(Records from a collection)
——
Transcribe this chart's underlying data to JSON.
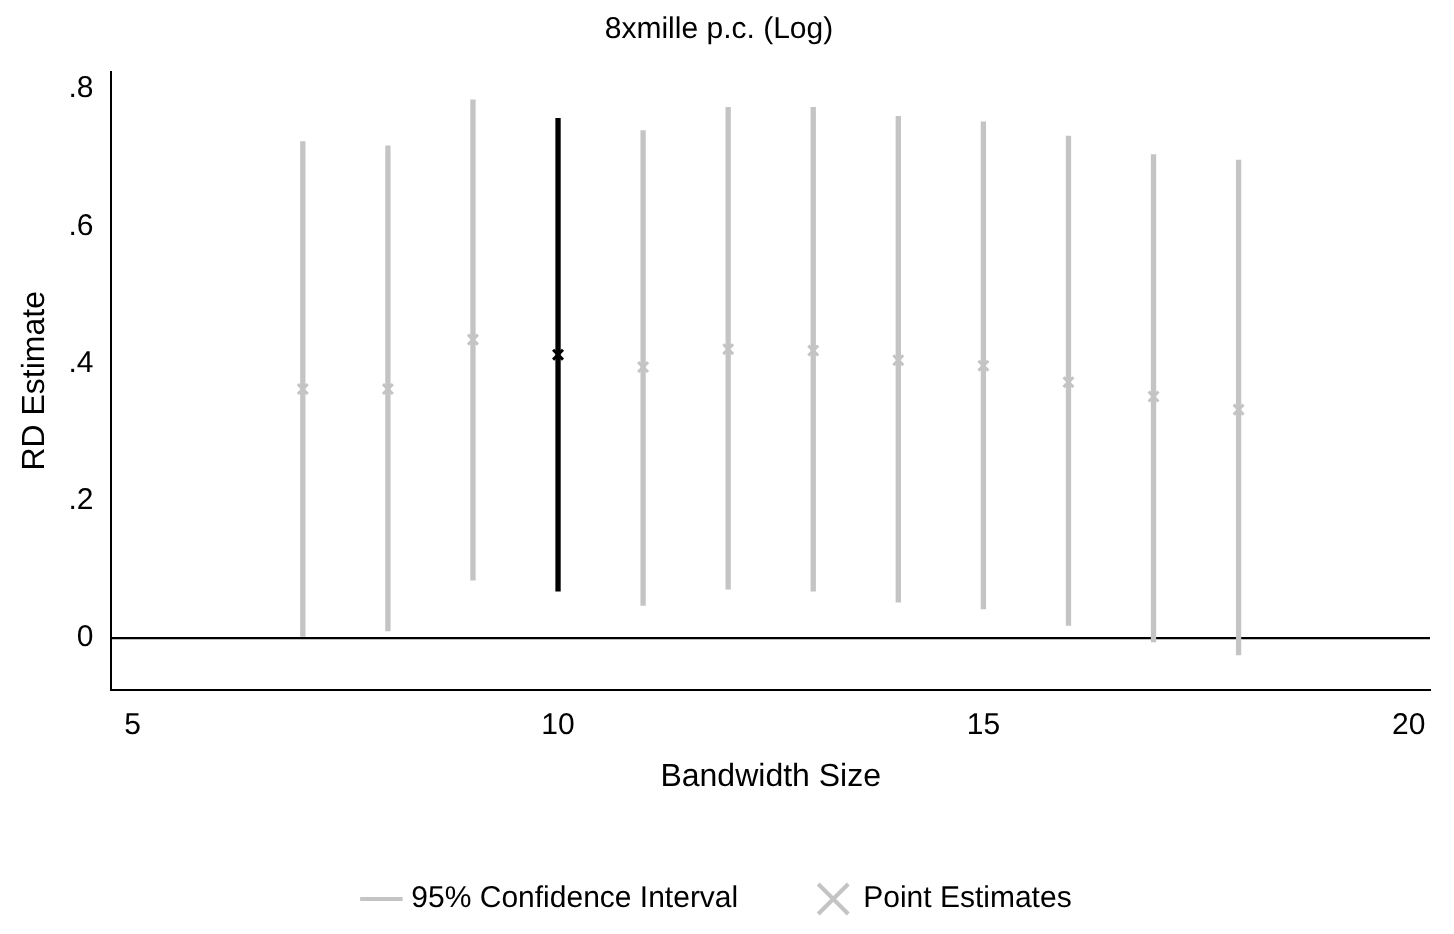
{
  "chart_data": {
    "type": "scatter",
    "title": "8xmille p.c. (Log)",
    "xlabel": "Bandwidth Size",
    "ylabel": "RD Estimate",
    "x": [
      7,
      8,
      9,
      10,
      11,
      12,
      13,
      14,
      15,
      16,
      17,
      18
    ],
    "xlim": [
      4.75,
      20.25
    ],
    "xticks": [
      5,
      10,
      15,
      20
    ],
    "ylim": [
      -0.075,
      0.825
    ],
    "yticks": [
      {
        "value": 0,
        "label": "0"
      },
      {
        "value": 0.2,
        "label": ".2"
      },
      {
        "value": 0.4,
        "label": ".4"
      },
      {
        "value": 0.6,
        "label": ".6"
      },
      {
        "value": 0.8,
        "label": ".8"
      }
    ],
    "series": [
      {
        "name": "95% Confidence Interval",
        "type": "bar",
        "color": "#c4c4c4",
        "colors": [
          "#c4c4c4",
          "#c4c4c4",
          "#c4c4c4",
          "#000000",
          "#c4c4c4",
          "#c4c4c4",
          "#c4c4c4",
          "#c4c4c4",
          "#c4c4c4",
          "#c4c4c4",
          "#c4c4c4",
          "#c4c4c4"
        ],
        "base": [
          0.003,
          0.011,
          0.085,
          0.069,
          0.048,
          0.072,
          0.069,
          0.053,
          0.043,
          0.019,
          -0.005,
          -0.024
        ],
        "values": [
          0.72,
          0.706,
          0.699,
          0.688,
          0.691,
          0.701,
          0.704,
          0.707,
          0.709,
          0.712,
          0.709,
          0.72
        ]
      },
      {
        "name": "Point Estimates",
        "color": "#c4c4c4",
        "marker": "cross",
        "colors": [
          "#c4c4c4",
          "#c4c4c4",
          "#c4c4c4",
          "#000000",
          "#c4c4c4",
          "#c4c4c4",
          "#c4c4c4",
          "#c4c4c4",
          "#c4c4c4",
          "#c4c4c4",
          "#c4c4c4",
          "#c4c4c4"
        ],
        "values": [
          0.363,
          0.363,
          0.435,
          0.413,
          0.395,
          0.421,
          0.419,
          0.405,
          0.397,
          0.373,
          0.352,
          0.333
        ]
      }
    ],
    "ref_lines": [
      {
        "axis": "y",
        "value": 0,
        "color": "#000000"
      }
    ],
    "grid": false,
    "legend": "bottom"
  }
}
——
Repeat the listing verbatim. Skip the pictures.

Transcribe this chart's underlying data to JSON.
{
  "chart_data": {
    "type": "scatter",
    "title": "8xmille p.c. (Log)",
    "xlabel": "Bandwidth Size",
    "ylabel": "RD Estimate",
    "x": [
      7,
      8,
      9,
      10,
      11,
      12,
      13,
      14,
      15,
      16,
      17,
      18
    ],
    "xlim": [
      4.75,
      20.25
    ],
    "xticks": [
      5,
      10,
      15,
      20
    ],
    "ylim": [
      -0.075,
      0.825
    ],
    "yticks": [
      {
        "value": 0,
        "label": "0"
      },
      {
        "value": 0.2,
        "label": ".2"
      },
      {
        "value": 0.4,
        "label": ".4"
      },
      {
        "value": 0.6,
        "label": ".6"
      },
      {
        "value": 0.8,
        "label": ".8"
      }
    ],
    "series": [
      {
        "name": "95% Confidence Interval",
        "type": "bar",
        "color": "#c4c4c4",
        "colors": [
          "#c4c4c4",
          "#c4c4c4",
          "#c4c4c4",
          "#000000",
          "#c4c4c4",
          "#c4c4c4",
          "#c4c4c4",
          "#c4c4c4",
          "#c4c4c4",
          "#c4c4c4",
          "#c4c4c4",
          "#c4c4c4"
        ],
        "base": [
          0.003,
          0.011,
          0.085,
          0.069,
          0.048,
          0.072,
          0.069,
          0.053,
          0.043,
          0.019,
          -0.005,
          -0.024
        ],
        "values": [
          0.72,
          0.706,
          0.699,
          0.688,
          0.691,
          0.701,
          0.704,
          0.707,
          0.709,
          0.712,
          0.709,
          0.72
        ]
      },
      {
        "name": "Point Estimates",
        "color": "#c4c4c4",
        "marker": "cross",
        "colors": [
          "#c4c4c4",
          "#c4c4c4",
          "#c4c4c4",
          "#000000",
          "#c4c4c4",
          "#c4c4c4",
          "#c4c4c4",
          "#c4c4c4",
          "#c4c4c4",
          "#c4c4c4",
          "#c4c4c4",
          "#c4c4c4"
        ],
        "values": [
          0.363,
          0.363,
          0.435,
          0.413,
          0.395,
          0.421,
          0.419,
          0.405,
          0.397,
          0.373,
          0.352,
          0.333
        ]
      }
    ],
    "ref_lines": [
      {
        "axis": "y",
        "value": 0,
        "color": "#000000"
      }
    ],
    "grid": false,
    "legend": "bottom"
  }
}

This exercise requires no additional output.